### Prompt
Reproduce every line of the listing as written, apart from the pictures.

• • •

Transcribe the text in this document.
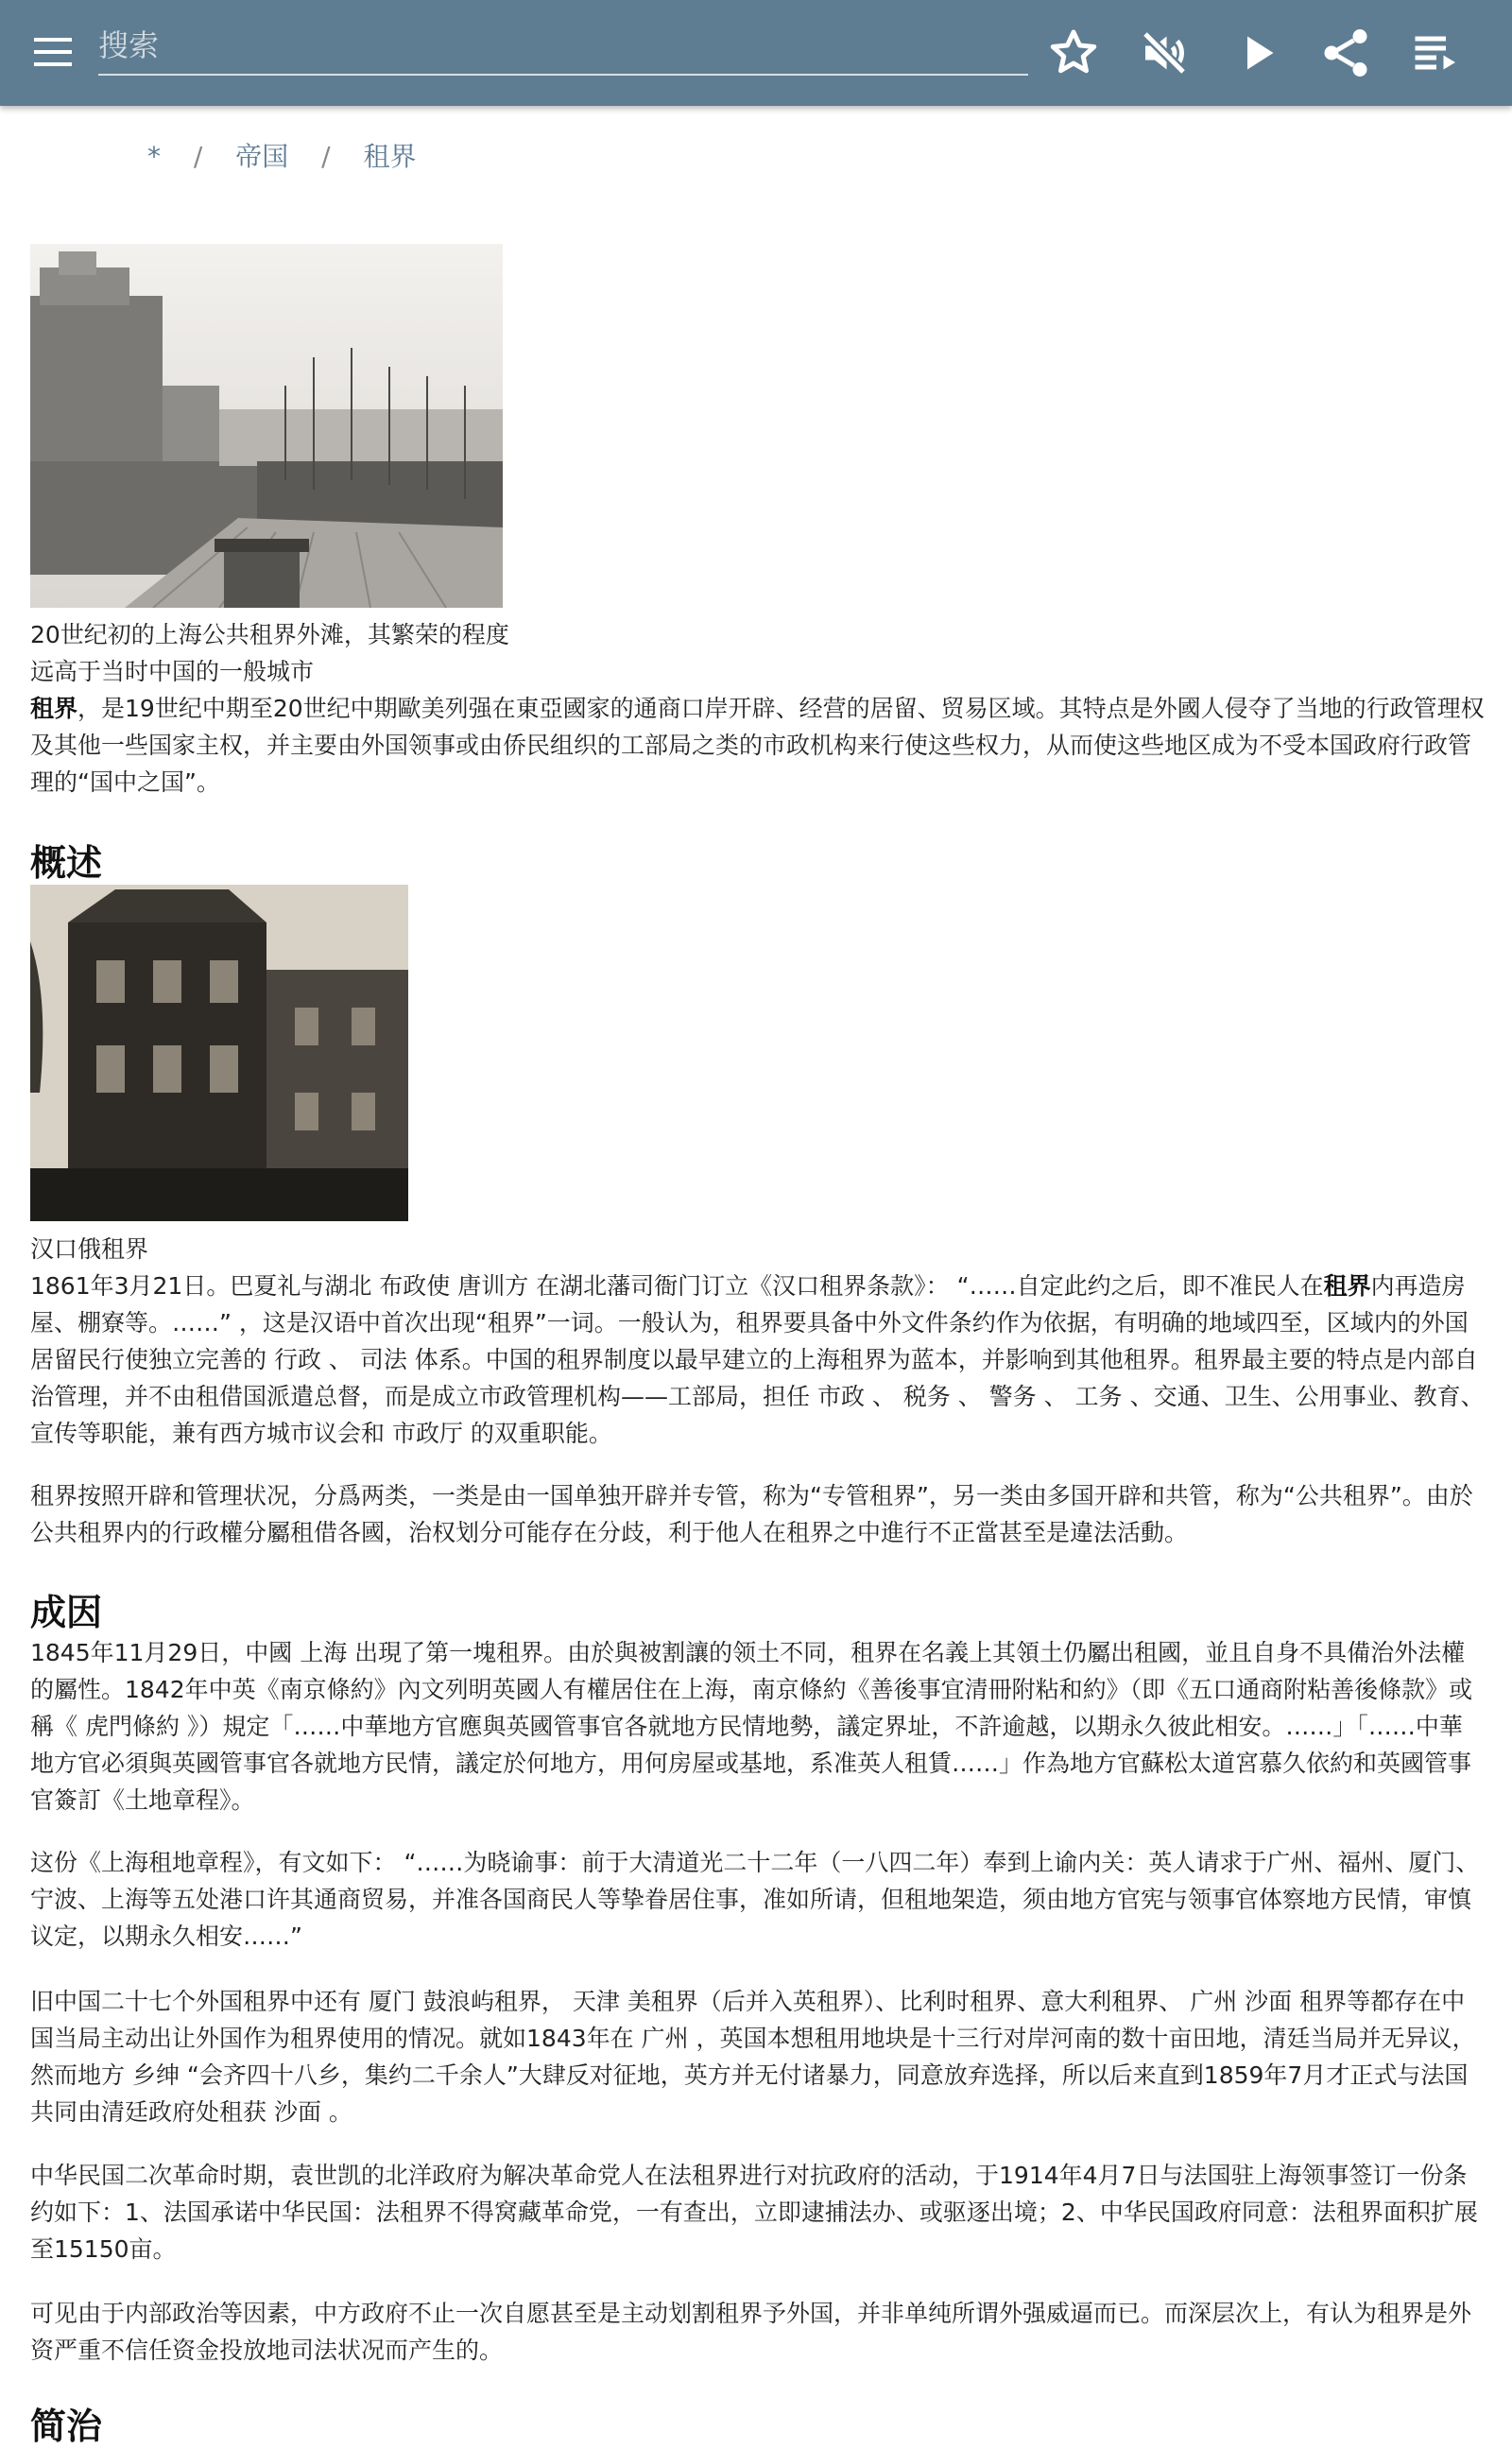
搜索
* / 帝国 / 租界

20世纪初的上海公共租界外滩，其繁荣的程度远高于当时中国的一般城市

租界，是19世纪中期至20世纪中期歐美列强在東亞國家的通商口岸开辟、经营的居留、贸易区域。其特点是外國人侵夺了当地的行政管理权及其他一些国家主权，并主要由外国领事或由侨民组织的工部局之类的市政机构来行使这些权力，从而使这些地区成为不受本国政府行政管理的“国中之国”。

概述

汉口俄租界

1861年3月21日。巴夏礼与湖北 布政使 唐训方 在湖北藩司衙门订立《汉口租界条款》： “……自定此约之后，即不准民人在租界内再造房屋、棚寮等。……” ，这是汉语中首次出现“租界”一词。一般认为，租界要具备中外文件条约作为依据，有明确的地域四至，区域内的外国居留民行使独立完善的 行政 、 司法 体系。中国的租界制度以最早建立的上海租界为蓝本，并影响到其他租界。租界最主要的特点是内部自治管理，并不由租借国派遣总督，而是成立市政管理机构——工部局，担任 市政 、 税务 、 警务 、 工务 、交通、卫生、公用事业、教育、宣传等职能，兼有西方城市议会和 市政厅 的双重职能。

租界按照开辟和管理状况，分爲两类，一类是由一国单独开辟并专管，称为“专管租界”，另一类由多国开辟和共管，称为“公共租界”。由於公共租界内的行政權分屬租借各國，治权划分可能存在分歧，利于他人在租界之中進行不正當甚至是違法活動。

成因

1845年11月29日，中國 上海 出現了第一塊租界。由於與被割讓的领土不同，租界在名義上其領土仍屬出租國，並且自身不具備治外法權的屬性。1842年中英《南京條約》內文列明英國人有權居住在上海，南京條約《善後事宜清冊附粘和約》（即《五口通商附粘善後條款》或稱《 虎門條約 》）規定「……中華地方官應與英國管事官各就地方民情地勢，議定界址，不許逾越，以期永久彼此相安。……」「……中華地方官必須與英國管事官各就地方民情，議定於何地方，用何房屋或基地，系准英人租賃……」作為地方官蘇松太道宮慕久依約和英國管事官簽訂《土地章程》。

这份《上海租地章程》，有文如下： “……为晓谕事：前于大清道光二十二年（一八四二年）奉到上谕内关：英人请求于广州、福州、厦门、宁波、上海等五处港口许其通商贸易，并准各国商民人等挚眷居住事，准如所请，但租地架造，须由地方官宪与领事官体察地方民情，审慎议定，以期永久相安……”

旧中国二十七个外国租界中还有 厦门 鼓浪屿租界， 天津 美租界（后并入英租界）、比利时租界、意大利租界、 广州 沙面 租界等都存在中国当局主动出让外国作为租界使用的情况。就如1843年在 广州 ，英国本想租用地块是十三行对岸河南的数十亩田地，清廷当局并无异议，然而地方 乡绅 “会齐四十八乡，集约二千余人”大肆反对征地，英方并无付诸暴力，同意放弃选择，所以后来直到1859年7月才正式与法国共同由清廷政府处租获 沙面 。

中华民国二次革命时期，袁世凯的北洋政府为解决革命党人在法租界进行对抗政府的活动，于1914年4月7日与法国驻上海领事签订一份条约如下：1、法国承诺中华民国：法租界不得窝藏革命党，一有查出，立即逮捕法办、或驱逐出境；2、中华民国政府同意：法租界面积扩展至15150亩。

可见由于内部政治等因素，中方政府不止一次自愿甚至是主动划割租界予外国，并非单纯所谓外强威逼而已。而深层次上，有认为租界是外资严重不信任资金投放地司法状况而产生的。

简治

• • •

### Solution to this problem
Transcribe the text in this document.
搜索
* / 帝国 / 租界

20世纪初的上海公共租界外滩，其繁荣的程度远高于当时中国的一般城市

租界，是19世纪中期至20世纪中期歐美列强在東亞國家的通商口岸开辟、经营的居留、贸易区域。其特点是外國人侵夺了当地的行政管理权及其他一些国家主权，并主要由外国领事或由侨民组织的工部局之类的市政机构来行使这些权力，从而使这些地区成为不受本国政府行政管理的“国中之国”。

概述

汉口俄租界

1861年3月21日。巴夏礼与湖北 布政使 唐训方 在湖北藩司衙门订立《汉口租界条款》： “……自定此约之后，即不准民人在租界内再造房屋、棚寮等。……” ，这是汉语中首次出现“租界”一词。一般认为，租界要具备中外文件条约作为依据，有明确的地域四至，区域内的外国居留民行使独立完善的 行政 、 司法 体系。中国的租界制度以最早建立的上海租界为蓝本，并影响到其他租界。租界最主要的特点是内部自治管理，并不由租借国派遣总督，而是成立市政管理机构——工部局，担任 市政 、 税务 、 警务 、 工务 、交通、卫生、公用事业、教育、宣传等职能，兼有西方城市议会和 市政厅 的双重职能。

租界按照开辟和管理状况，分爲两类，一类是由一国单独开辟并专管，称为“专管租界”，另一类由多国开辟和共管，称为“公共租界”。由於公共租界内的行政權分屬租借各國，治权划分可能存在分歧，利于他人在租界之中進行不正當甚至是違法活動。

成因

1845年11月29日，中國 上海 出現了第一塊租界。由於與被割讓的领土不同，租界在名義上其領土仍屬出租國，並且自身不具備治外法權的屬性。1842年中英《南京條約》內文列明英國人有權居住在上海，南京條約《善後事宜清冊附粘和約》（即《五口通商附粘善後條款》或稱《 虎門條約 》）規定「……中華地方官應與英國管事官各就地方民情地勢，議定界址，不許逾越，以期永久彼此相安。……」「……中華地方官必須與英國管事官各就地方民情，議定於何地方，用何房屋或基地，系准英人租賃……」作為地方官蘇松太道宮慕久依約和英國管事官簽訂《土地章程》。

这份《上海租地章程》，有文如下： “……为晓谕事：前于大清道光二十二年（一八四二年）奉到上谕内关：英人请求于广州、福州、厦门、宁波、上海等五处港口许其通商贸易，并准各国商民人等挚眷居住事，准如所请，但租地架造，须由地方官宪与领事官体察地方民情，审慎议定，以期永久相安……”

旧中国二十七个外国租界中还有 厦门 鼓浪屿租界， 天津 美租界（后并入英租界）、比利时租界、意大利租界、 广州 沙面 租界等都存在中国当局主动出让外国作为租界使用的情况。就如1843年在 广州 ，英国本想租用地块是十三行对岸河南的数十亩田地，清廷当局并无异议，然而地方 乡绅 “会齐四十八乡，集约二千余人”大肆反对征地，英方并无付诸暴力，同意放弃选择，所以后来直到1859年7月才正式与法国共同由清廷政府处租获 沙面 。

中华民国二次革命时期，袁世凯的北洋政府为解决革命党人在法租界进行对抗政府的活动，于1914年4月7日与法国驻上海领事签订一份条约如下：1、法国承诺中华民国：法租界不得窝藏革命党，一有查出，立即逮捕法办、或驱逐出境；2、中华民国政府同意：法租界面积扩展至15150亩。

可见由于内部政治等因素，中方政府不止一次自愿甚至是主动划割租界予外国，并非单纯所谓外强威逼而已。而深层次上，有认为租界是外资严重不信任资金投放地司法状况而产生的。

简治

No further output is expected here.